» **Task prompt**: Set the listing down unchanged, minus every embedded image.

Dataset rows about figures
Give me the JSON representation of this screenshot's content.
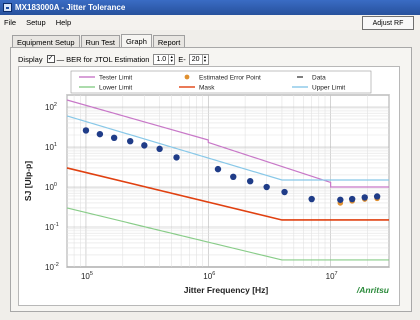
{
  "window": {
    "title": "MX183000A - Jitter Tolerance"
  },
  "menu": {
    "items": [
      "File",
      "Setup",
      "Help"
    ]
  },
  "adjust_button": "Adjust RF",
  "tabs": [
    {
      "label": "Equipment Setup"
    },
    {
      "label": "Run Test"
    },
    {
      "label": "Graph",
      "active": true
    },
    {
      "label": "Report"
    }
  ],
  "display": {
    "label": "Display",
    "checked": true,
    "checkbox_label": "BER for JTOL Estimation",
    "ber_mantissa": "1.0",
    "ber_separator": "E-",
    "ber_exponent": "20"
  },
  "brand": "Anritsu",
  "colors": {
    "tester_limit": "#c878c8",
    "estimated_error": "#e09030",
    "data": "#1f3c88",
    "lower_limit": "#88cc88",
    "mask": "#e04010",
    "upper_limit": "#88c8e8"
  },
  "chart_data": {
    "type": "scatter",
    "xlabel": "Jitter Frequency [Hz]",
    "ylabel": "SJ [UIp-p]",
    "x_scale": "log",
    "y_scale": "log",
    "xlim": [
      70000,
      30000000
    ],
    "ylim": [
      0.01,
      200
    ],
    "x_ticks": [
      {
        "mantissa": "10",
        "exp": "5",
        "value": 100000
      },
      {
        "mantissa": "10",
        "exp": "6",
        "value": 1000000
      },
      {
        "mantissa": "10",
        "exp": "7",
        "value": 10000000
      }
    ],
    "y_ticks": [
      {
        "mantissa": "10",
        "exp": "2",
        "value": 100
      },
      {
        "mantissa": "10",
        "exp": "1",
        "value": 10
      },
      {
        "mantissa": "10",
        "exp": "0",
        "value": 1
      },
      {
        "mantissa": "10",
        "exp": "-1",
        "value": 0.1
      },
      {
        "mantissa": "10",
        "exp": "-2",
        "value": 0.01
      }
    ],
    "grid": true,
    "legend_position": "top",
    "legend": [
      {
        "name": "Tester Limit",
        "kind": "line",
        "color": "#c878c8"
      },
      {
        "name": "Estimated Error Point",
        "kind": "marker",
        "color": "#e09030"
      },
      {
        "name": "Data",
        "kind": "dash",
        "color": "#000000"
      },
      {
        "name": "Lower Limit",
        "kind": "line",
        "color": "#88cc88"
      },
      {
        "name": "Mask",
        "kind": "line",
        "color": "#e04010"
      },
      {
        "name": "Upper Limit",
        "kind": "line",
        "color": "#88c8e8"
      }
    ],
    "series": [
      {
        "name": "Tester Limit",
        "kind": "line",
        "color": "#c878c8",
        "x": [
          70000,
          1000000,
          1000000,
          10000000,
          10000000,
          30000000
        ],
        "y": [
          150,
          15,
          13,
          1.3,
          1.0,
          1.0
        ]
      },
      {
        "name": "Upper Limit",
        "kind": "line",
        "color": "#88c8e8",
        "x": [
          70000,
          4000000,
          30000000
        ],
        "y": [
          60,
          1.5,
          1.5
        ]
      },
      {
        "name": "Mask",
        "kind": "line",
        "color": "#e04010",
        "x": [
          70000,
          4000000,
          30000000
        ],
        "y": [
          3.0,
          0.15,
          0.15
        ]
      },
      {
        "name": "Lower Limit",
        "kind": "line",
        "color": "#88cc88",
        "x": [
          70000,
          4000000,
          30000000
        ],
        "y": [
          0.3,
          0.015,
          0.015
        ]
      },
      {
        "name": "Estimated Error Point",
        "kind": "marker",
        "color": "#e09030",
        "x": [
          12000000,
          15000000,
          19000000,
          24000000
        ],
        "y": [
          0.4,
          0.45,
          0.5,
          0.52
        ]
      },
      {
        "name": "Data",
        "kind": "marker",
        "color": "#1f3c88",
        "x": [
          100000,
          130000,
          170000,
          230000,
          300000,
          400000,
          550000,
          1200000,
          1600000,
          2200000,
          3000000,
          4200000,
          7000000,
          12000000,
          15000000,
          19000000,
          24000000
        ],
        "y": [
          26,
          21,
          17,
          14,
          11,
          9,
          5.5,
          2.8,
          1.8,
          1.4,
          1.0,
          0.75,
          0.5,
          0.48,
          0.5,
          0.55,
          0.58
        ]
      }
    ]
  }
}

» **Reply**:
Give me the JSON representation of this screenshot's content.
{
  "window": {
    "title": "MX183000A - Jitter Tolerance"
  },
  "menu": {
    "items": [
      "File",
      "Setup",
      "Help"
    ]
  },
  "adjust_button": "Adjust RF",
  "tabs": [
    {
      "label": "Equipment Setup"
    },
    {
      "label": "Run Test"
    },
    {
      "label": "Graph",
      "active": true
    },
    {
      "label": "Report"
    }
  ],
  "display": {
    "label": "Display",
    "checked": true,
    "checkbox_label": "BER for JTOL Estimation",
    "ber_mantissa": "1.0",
    "ber_separator": "E-",
    "ber_exponent": "20"
  },
  "brand": "Anritsu",
  "colors": {
    "tester_limit": "#c878c8",
    "estimated_error": "#e09030",
    "data": "#1f3c88",
    "lower_limit": "#88cc88",
    "mask": "#e04010",
    "upper_limit": "#88c8e8"
  },
  "chart_data": {
    "type": "scatter",
    "xlabel": "Jitter Frequency [Hz]",
    "ylabel": "SJ [UIp-p]",
    "x_scale": "log",
    "y_scale": "log",
    "xlim": [
      70000,
      30000000
    ],
    "ylim": [
      0.01,
      200
    ],
    "x_ticks": [
      {
        "mantissa": "10",
        "exp": "5",
        "value": 100000
      },
      {
        "mantissa": "10",
        "exp": "6",
        "value": 1000000
      },
      {
        "mantissa": "10",
        "exp": "7",
        "value": 10000000
      }
    ],
    "y_ticks": [
      {
        "mantissa": "10",
        "exp": "2",
        "value": 100
      },
      {
        "mantissa": "10",
        "exp": "1",
        "value": 10
      },
      {
        "mantissa": "10",
        "exp": "0",
        "value": 1
      },
      {
        "mantissa": "10",
        "exp": "-1",
        "value": 0.1
      },
      {
        "mantissa": "10",
        "exp": "-2",
        "value": 0.01
      }
    ],
    "grid": true,
    "legend_position": "top",
    "legend": [
      {
        "name": "Tester Limit",
        "kind": "line",
        "color": "#c878c8"
      },
      {
        "name": "Estimated Error Point",
        "kind": "marker",
        "color": "#e09030"
      },
      {
        "name": "Data",
        "kind": "dash",
        "color": "#000000"
      },
      {
        "name": "Lower Limit",
        "kind": "line",
        "color": "#88cc88"
      },
      {
        "name": "Mask",
        "kind": "line",
        "color": "#e04010"
      },
      {
        "name": "Upper Limit",
        "kind": "line",
        "color": "#88c8e8"
      }
    ],
    "series": [
      {
        "name": "Tester Limit",
        "kind": "line",
        "color": "#c878c8",
        "x": [
          70000,
          1000000,
          1000000,
          10000000,
          10000000,
          30000000
        ],
        "y": [
          150,
          15,
          13,
          1.3,
          1.0,
          1.0
        ]
      },
      {
        "name": "Upper Limit",
        "kind": "line",
        "color": "#88c8e8",
        "x": [
          70000,
          4000000,
          30000000
        ],
        "y": [
          60,
          1.5,
          1.5
        ]
      },
      {
        "name": "Mask",
        "kind": "line",
        "color": "#e04010",
        "x": [
          70000,
          4000000,
          30000000
        ],
        "y": [
          3.0,
          0.15,
          0.15
        ]
      },
      {
        "name": "Lower Limit",
        "kind": "line",
        "color": "#88cc88",
        "x": [
          70000,
          4000000,
          30000000
        ],
        "y": [
          0.3,
          0.015,
          0.015
        ]
      },
      {
        "name": "Estimated Error Point",
        "kind": "marker",
        "color": "#e09030",
        "x": [
          12000000,
          15000000,
          19000000,
          24000000
        ],
        "y": [
          0.4,
          0.45,
          0.5,
          0.52
        ]
      },
      {
        "name": "Data",
        "kind": "marker",
        "color": "#1f3c88",
        "x": [
          100000,
          130000,
          170000,
          230000,
          300000,
          400000,
          550000,
          1200000,
          1600000,
          2200000,
          3000000,
          4200000,
          7000000,
          12000000,
          15000000,
          19000000,
          24000000
        ],
        "y": [
          26,
          21,
          17,
          14,
          11,
          9,
          5.5,
          2.8,
          1.8,
          1.4,
          1.0,
          0.75,
          0.5,
          0.48,
          0.5,
          0.55,
          0.58
        ]
      }
    ]
  }
}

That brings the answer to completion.